---------- DATA FOR THIS TASK ----------
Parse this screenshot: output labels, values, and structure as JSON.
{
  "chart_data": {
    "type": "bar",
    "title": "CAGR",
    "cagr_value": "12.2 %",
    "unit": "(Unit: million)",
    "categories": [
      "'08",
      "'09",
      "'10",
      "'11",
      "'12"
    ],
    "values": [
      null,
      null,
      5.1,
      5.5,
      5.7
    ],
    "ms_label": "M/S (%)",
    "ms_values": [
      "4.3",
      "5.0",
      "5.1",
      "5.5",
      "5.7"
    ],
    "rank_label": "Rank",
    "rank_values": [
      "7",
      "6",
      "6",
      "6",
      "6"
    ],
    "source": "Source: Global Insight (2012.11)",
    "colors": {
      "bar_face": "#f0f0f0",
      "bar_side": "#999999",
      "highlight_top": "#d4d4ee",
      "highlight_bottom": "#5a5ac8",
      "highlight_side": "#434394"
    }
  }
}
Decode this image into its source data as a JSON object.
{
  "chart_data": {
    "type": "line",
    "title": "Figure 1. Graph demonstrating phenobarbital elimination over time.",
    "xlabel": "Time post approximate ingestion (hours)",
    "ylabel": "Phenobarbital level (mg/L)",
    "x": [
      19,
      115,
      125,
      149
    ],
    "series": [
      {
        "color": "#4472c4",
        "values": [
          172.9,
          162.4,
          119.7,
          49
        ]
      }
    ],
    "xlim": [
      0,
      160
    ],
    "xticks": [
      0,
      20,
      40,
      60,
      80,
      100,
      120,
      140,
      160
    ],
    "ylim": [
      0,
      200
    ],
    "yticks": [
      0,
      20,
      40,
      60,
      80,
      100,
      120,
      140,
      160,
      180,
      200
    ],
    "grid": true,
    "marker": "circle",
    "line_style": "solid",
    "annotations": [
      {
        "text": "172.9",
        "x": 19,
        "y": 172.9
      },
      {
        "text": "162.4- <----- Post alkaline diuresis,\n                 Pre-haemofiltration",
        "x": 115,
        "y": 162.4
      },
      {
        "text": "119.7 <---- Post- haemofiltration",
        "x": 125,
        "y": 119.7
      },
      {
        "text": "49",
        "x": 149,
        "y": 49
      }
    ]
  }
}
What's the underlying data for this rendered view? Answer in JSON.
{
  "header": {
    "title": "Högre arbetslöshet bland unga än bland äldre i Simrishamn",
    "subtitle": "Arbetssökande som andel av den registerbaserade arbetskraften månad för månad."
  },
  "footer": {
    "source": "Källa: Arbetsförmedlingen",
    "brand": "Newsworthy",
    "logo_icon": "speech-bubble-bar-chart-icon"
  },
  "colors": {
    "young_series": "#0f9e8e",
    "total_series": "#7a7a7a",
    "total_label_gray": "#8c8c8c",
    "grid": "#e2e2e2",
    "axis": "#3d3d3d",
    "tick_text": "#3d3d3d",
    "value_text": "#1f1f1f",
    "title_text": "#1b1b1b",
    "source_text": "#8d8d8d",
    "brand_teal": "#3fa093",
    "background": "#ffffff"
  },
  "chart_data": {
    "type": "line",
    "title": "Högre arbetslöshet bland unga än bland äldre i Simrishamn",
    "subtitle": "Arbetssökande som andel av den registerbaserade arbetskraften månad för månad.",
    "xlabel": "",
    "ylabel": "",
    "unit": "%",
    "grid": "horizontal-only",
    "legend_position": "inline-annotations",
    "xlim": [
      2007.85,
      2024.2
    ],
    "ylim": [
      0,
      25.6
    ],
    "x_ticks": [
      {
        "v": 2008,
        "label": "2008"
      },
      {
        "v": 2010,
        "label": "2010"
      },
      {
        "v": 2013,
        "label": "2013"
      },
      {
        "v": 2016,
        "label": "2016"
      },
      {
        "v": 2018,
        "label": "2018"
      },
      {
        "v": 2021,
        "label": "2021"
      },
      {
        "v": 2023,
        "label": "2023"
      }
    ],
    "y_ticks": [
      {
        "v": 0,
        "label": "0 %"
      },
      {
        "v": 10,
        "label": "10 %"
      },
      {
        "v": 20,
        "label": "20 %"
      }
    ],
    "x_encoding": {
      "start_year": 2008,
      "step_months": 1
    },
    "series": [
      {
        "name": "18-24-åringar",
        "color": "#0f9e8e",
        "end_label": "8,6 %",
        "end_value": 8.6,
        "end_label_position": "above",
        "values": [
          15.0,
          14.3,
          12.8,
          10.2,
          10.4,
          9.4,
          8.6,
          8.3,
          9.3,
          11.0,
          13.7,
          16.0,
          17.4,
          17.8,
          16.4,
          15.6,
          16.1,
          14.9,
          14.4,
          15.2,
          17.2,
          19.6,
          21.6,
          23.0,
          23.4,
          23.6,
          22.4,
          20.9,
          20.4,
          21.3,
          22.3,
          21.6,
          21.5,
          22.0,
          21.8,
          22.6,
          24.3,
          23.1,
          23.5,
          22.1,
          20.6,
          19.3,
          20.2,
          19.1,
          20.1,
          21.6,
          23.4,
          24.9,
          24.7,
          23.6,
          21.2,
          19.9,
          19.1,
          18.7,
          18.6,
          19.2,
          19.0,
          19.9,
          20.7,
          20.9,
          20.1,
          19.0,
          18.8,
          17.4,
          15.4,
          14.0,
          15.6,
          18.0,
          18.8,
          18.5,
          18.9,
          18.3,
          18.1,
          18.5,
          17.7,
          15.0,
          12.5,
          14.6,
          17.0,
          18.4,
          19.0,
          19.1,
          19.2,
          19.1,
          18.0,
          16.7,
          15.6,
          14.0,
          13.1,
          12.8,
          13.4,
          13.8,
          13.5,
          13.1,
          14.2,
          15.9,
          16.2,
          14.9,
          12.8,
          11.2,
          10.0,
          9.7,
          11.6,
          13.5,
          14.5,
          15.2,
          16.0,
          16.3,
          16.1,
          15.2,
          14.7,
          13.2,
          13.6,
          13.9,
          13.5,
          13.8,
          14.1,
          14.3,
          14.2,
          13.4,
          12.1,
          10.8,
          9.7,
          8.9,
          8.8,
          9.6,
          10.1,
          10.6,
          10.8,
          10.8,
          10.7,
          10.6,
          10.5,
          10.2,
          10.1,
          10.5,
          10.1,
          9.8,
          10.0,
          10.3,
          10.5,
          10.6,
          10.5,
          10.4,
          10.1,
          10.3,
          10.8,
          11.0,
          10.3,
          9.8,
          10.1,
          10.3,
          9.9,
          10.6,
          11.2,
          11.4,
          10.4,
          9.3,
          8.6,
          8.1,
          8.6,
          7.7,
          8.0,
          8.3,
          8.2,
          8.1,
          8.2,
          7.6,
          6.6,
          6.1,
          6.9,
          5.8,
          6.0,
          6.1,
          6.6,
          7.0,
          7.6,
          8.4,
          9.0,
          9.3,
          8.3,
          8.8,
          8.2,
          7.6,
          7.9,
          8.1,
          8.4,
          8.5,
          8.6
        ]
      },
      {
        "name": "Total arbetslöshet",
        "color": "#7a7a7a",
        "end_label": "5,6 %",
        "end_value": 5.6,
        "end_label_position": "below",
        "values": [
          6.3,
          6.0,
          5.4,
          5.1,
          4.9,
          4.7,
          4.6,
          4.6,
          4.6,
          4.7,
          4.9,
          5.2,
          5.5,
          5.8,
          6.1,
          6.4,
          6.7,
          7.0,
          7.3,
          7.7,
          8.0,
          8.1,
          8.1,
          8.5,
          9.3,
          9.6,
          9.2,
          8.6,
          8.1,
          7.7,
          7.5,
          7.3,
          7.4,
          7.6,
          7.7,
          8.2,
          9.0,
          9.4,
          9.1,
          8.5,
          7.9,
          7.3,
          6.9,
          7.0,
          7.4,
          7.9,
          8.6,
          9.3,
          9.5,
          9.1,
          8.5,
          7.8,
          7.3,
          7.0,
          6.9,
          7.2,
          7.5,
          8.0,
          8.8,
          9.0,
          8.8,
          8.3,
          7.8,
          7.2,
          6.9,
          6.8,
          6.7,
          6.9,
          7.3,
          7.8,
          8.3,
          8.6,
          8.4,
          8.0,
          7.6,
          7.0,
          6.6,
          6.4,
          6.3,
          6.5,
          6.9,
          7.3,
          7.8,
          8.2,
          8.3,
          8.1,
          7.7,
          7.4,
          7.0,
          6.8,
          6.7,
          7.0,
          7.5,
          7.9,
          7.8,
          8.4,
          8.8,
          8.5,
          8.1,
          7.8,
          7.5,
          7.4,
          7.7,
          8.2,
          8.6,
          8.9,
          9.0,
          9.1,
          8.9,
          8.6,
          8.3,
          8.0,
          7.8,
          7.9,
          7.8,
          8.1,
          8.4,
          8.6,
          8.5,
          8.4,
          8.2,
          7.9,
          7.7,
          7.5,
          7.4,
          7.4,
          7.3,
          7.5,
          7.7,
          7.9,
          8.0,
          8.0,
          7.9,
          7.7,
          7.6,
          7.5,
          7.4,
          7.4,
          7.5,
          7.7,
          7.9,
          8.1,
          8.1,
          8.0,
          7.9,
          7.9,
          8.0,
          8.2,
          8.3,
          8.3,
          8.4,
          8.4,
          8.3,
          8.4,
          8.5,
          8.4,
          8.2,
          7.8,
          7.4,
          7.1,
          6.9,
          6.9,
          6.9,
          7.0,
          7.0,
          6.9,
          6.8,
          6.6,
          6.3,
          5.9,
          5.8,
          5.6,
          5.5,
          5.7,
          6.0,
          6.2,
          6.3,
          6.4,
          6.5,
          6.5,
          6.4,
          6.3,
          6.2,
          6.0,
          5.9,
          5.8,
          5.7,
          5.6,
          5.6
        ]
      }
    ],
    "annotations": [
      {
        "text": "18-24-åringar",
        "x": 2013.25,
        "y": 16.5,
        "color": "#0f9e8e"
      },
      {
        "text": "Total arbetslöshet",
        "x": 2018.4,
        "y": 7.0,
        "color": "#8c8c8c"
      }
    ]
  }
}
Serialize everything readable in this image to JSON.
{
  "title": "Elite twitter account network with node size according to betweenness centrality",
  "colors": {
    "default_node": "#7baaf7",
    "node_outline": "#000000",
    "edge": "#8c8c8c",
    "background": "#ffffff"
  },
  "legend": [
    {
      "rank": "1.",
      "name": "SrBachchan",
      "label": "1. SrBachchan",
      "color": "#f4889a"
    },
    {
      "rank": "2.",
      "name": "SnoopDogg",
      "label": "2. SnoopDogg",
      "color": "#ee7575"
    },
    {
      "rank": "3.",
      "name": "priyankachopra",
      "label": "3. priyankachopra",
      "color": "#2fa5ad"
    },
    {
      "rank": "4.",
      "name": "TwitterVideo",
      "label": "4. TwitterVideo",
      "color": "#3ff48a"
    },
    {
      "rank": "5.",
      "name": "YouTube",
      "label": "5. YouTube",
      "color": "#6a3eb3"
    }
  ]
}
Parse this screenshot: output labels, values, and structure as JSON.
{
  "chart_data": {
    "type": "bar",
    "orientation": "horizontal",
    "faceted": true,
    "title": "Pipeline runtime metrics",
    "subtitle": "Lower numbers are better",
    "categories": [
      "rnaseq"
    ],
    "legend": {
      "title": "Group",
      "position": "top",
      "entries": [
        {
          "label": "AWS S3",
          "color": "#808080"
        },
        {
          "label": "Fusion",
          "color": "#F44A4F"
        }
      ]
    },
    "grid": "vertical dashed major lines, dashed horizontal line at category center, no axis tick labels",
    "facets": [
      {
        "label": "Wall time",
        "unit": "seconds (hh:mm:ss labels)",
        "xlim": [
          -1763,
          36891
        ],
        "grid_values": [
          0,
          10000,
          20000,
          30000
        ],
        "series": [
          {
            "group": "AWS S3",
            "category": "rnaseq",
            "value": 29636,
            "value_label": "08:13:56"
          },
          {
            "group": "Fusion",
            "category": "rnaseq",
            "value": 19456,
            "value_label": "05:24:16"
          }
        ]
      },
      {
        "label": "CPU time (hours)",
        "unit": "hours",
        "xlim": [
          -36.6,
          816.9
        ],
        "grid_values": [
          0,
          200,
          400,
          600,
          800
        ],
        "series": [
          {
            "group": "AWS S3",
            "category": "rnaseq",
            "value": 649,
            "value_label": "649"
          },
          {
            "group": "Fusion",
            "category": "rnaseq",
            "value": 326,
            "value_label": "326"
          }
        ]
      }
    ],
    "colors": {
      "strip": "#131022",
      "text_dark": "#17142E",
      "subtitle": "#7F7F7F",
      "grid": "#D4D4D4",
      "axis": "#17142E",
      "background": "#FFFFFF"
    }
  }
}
----------
▸ **WORK REQUIRED**
Check each line of the data above for the string "horizontal" and report only how many lines have it.

▸ **WORKED ANSWER**
3